== The problem ==
Transcribe the entries that follow exactly as they appear, minus pictures.

== Extracted information ==
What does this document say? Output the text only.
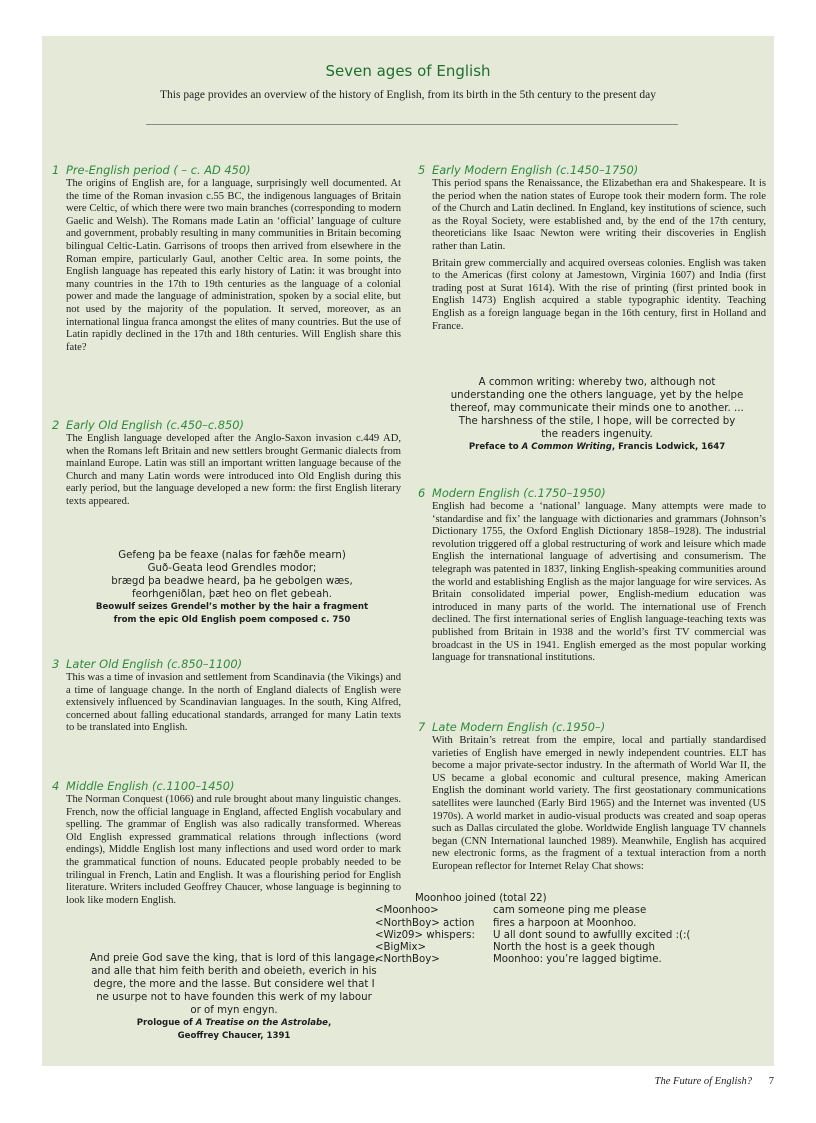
Seven ages of English
This page provides an overview of the history of English, from its birth in the 5th century to the present day
1 Pre-English period ( – c. AD 450)

The origins of English are, for a language, surprisingly well documented. At the time of the Roman invasion c.55 BC, the indigenous languages of Britain were Celtic, of which there were two main branches (corresponding to modern Gaelic and Welsh). The Romans made Latin an ‘official’ language of culture and government, probably resulting in many communities in Britain becoming bilingual Celtic-Latin. Garrisons of troops then arrived from elsewhere in the Roman empire, particularly Gaul, another Celtic area. In some points, the English language has repeated this early history of Latin: it was brought into many countries in the 17th to 19th centuries as the language of a colonial power and made the language of administration, spoken by a social elite, but not used by the majority of the population. It served, moreover, as an international lingua franca amongst the elites of many countries. But the use of Latin rapidly declined in the 17th and 18th centuries. Will English share this fate?

2 Early Old English (c.450–c.850)

The English language developed after the Anglo-Saxon invasion c.449 AD, when the Romans left Britain and new settlers brought Germanic dialects from mainland Europe. Latin was still an important written language because of the Church and many Latin words were introduced into Old English during this early period, but the language developed a new form: the first English literary texts appeared.

Gefeng þa be feaxe (nalas for fæhðe mearn)
Guð-Geata leod Grendles modor;
brægd þa beadwe heard, þa he gebolgen wæs,
feorhgeniðlan, þæt heo on flet gebeah.
Beowulf seizes Grendel’s mother by the hair a fragment
from the epic Old English poem composed c. 750
3 Later Old English (c.850–1100)

This was a time of invasion and settlement from Scandinavia (the Vikings) and a time of language change. In the north of England dialects of English were extensively influenced by Scandinavian languages. In the south, King Alfred, concerned about falling educational standards, arranged for many Latin texts to be translated into English.

4 Middle English (c.1100–1450)

The Norman Conquest (1066) and rule brought about many linguistic changes. French, now the official language in England, affected English vocabulary and spelling. The grammar of English was also radically transformed. Whereas Old English expressed grammatical relations through inflections (word endings), Middle English lost many inflections and used word order to mark the grammatical function of nouns. Educated people probably needed to be trilingual in French, Latin and English. It was a flourishing period for English literature. Writers included Geoffrey Chaucer, whose language is beginning to look like modern English.

And preie God save the king, that is lord of this langage,
and alle that him feith berith and obeieth, everich in his
degre, the more and the lasse. But considere wel that I
ne usurpe not to have founden this werk of my labour
or of myn engyn.
Prologue of A Treatise on the Astrolabe,
Geoffrey Chaucer, 1391
5 Early Modern English (c.1450–1750)

This period spans the Renaissance, the Elizabethan era and Shakespeare. It is the period when the nation states of Europe took their modern form. The role of the Church and Latin declined. In England, key institutions of science, such as the Royal Society, were established and, by the end of the 17th century, theoreticians like Isaac Newton were writing their discoveries in English rather than Latin.

Britain grew commercially and acquired overseas colonies. English was taken to the Americas (first colony at Jamestown, Virginia 1607) and India (first trading post at Surat 1614). With the rise of printing (first printed book in English 1473) English acquired a stable typographic identity. Teaching English as a foreign language began in the 16th century, first in Holland and France.

A common writing: whereby two, although not
understanding one the others language, yet by the helpe
thereof, may communicate their minds one to another. ...
The harshness of the stile, I hope, will be corrected by
the readers ingenuity.
Preface to A Common Writing, Francis Lodwick, 1647
6 Modern English (c.1750–1950)

English had become a ‘national’ language. Many attempts were made to ‘standardise and fix’ the language with dictionaries and grammars (Johnson’s Dictionary 1755, the Oxford English Dictionary 1858–1928). The industrial revolution triggered off a global restructuring of work and leisure which made English the international language of advertising and consumerism. The telegraph was patented in 1837, linking English-speaking communities around the world and establishing English as the major language for wire services. As Britain consolidated imperial power, English-medium education was introduced in many parts of the world. The international use of French declined. The first international series of English language-teaching texts was published from Britain in 1938 and the world’s first TV commercial was broadcast in the US in 1941. English emerged as the most popular working language for transnational institutions.

7 Late Modern English (c.1950–)

With Britain’s retreat from the empire, local and partially standardised varieties of English have emerged in newly independent countries. ELT has become a major private-sector industry. In the aftermath of World War II, the US became a global economic and cultural presence, making American English the dominant world variety. The first geostationary communications satellites were launched (Early Bird 1965) and the Internet was invented (US 1970s). A world market in audio-visual products was created and soap operas such as Dallas circulated the globe. Worldwide English language TV channels began (CNN International launched 1989). Meanwhile, English has acquired new electronic forms, as the fragment of a textual interaction from a north European reflector for Internet Relay Chat shows:

Moonhoo joined (total 22)
<Moonhoo>	cam someone ping me please
<NorthBoy> action	fires a harpoon at Moonhoo.
<Wiz09> whispers:	U all dont sound to awfullly excited :(:(
<BigMix>	North the host is a geek though
<NorthBoy>	Moonhoo: you’re lagged bigtime.
The Future of English? 7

== Correct output ==
What does this document say? Output the text only.
Seven ages of English
This page provides an overview of the history of English, from its birth in the 5th century to the present day
1 Pre-English period ( – c. AD 450)

The origins of English are, for a language, surprisingly well documented. At the time of the Roman invasion c.55 BC, the indigenous languages of Britain were Celtic, of which there were two main branches (corresponding to modern Gaelic and Welsh). The Romans made Latin an ‘official’ language of culture and government, probably resulting in many communities in Britain becoming bilingual Celtic-Latin. Garrisons of troops then arrived from elsewhere in the Roman empire, particularly Gaul, another Celtic area. In some points, the English language has repeated this early history of Latin: it was brought into many countries in the 17th to 19th centuries as the language of a colonial power and made the language of administration, spoken by a social elite, but not used by the majority of the population. It served, moreover, as an international lingua franca amongst the elites of many countries. But the use of Latin rapidly declined in the 17th and 18th centuries. Will English share this fate?

2 Early Old English (c.450–c.850)

The English language developed after the Anglo-Saxon invasion c.449 AD, when the Romans left Britain and new settlers brought Germanic dialects from mainland Europe. Latin was still an important written language because of the Church and many Latin words were introduced into Old English during this early period, but the language developed a new form: the first English literary texts appeared.

Gefeng þa be feaxe (nalas for fæhðe mearn)
Guð-Geata leod Grendles modor;
brægd þa beadwe heard, þa he gebolgen wæs,
feorhgeniðlan, þæt heo on flet gebeah.
Beowulf seizes Grendel’s mother by the hair a fragment
from the epic Old English poem composed c. 750
3 Later Old English (c.850–1100)

This was a time of invasion and settlement from Scandinavia (the Vikings) and a time of language change. In the north of England dialects of English were extensively influenced by Scandinavian languages. In the south, King Alfred, concerned about falling educational standards, arranged for many Latin texts to be translated into English.

4 Middle English (c.1100–1450)

The Norman Conquest (1066) and rule brought about many linguistic changes. French, now the official language in England, affected English vocabulary and spelling. The grammar of English was also radically transformed. Whereas Old English expressed grammatical relations through inflections (word endings), Middle English lost many inflections and used word order to mark the grammatical function of nouns. Educated people probably needed to be trilingual in French, Latin and English. It was a flourishing period for English literature. Writers included Geoffrey Chaucer, whose language is beginning to look like modern English.

And preie God save the king, that is lord of this langage,
and alle that him feith berith and obeieth, everich in his
degre, the more and the lasse. But considere wel that I
ne usurpe not to have founden this werk of my labour
or of myn engyn.
Prologue of A Treatise on the Astrolabe,
Geoffrey Chaucer, 1391
5 Early Modern English (c.1450–1750)

This period spans the Renaissance, the Elizabethan era and Shakespeare. It is the period when the nation states of Europe took their modern form. The role of the Church and Latin declined. In England, key institutions of science, such as the Royal Society, were established and, by the end of the 17th century, theoreticians like Isaac Newton were writing their discoveries in English rather than Latin.

Britain grew commercially and acquired overseas colonies. English was taken to the Americas (first colony at Jamestown, Virginia 1607) and India (first trading post at Surat 1614). With the rise of printing (first printed book in English 1473) English acquired a stable typographic identity. Teaching English as a foreign language began in the 16th century, first in Holland and France.

A common writing: whereby two, although not
understanding one the others language, yet by the helpe
thereof, may communicate their minds one to another. ...
The harshness of the stile, I hope, will be corrected by
the readers ingenuity.
Preface to A Common Writing, Francis Lodwick, 1647
6 Modern English (c.1750–1950)

English had become a ‘national’ language. Many attempts were made to ‘standardise and fix’ the language with dictionaries and grammars (Johnson’s Dictionary 1755, the Oxford English Dictionary 1858–1928). The industrial revolution triggered off a global restructuring of work and leisure which made English the international language of advertising and consumerism. The telegraph was patented in 1837, linking English-speaking communities around the world and establishing English as the major language for wire services. As Britain consolidated imperial power, English-medium education was introduced in many parts of the world. The international use of French declined. The first international series of English language-teaching texts was published from Britain in 1938 and the world’s first TV commercial was broadcast in the US in 1941. English emerged as the most popular working language for transnational institutions.

7 Late Modern English (c.1950–)

With Britain’s retreat from the empire, local and partially standardised varieties of English have emerged in newly independent countries. ELT has become a major private-sector industry. In the aftermath of World War II, the US became a global economic and cultural presence, making American English the dominant world variety. The first geostationary communications satellites were launched (Early Bird 1965) and the Internet was invented (US 1970s). A world market in audio-visual products was created and soap operas such as Dallas circulated the globe. Worldwide English language TV channels began (CNN International launched 1989). Meanwhile, English has acquired new electronic forms, as the fragment of a textual interaction from a north European reflector for Internet Relay Chat shows:

Moonhoo joined (total 22)
<Moonhoo>	cam someone ping me please
<NorthBoy> action	fires a harpoon at Moonhoo.
<Wiz09> whispers:	U all dont sound to awfullly excited :(:(
<BigMix>	North the host is a geek though
<NorthBoy>	Moonhoo: you’re lagged bigtime.
The Future of English? 7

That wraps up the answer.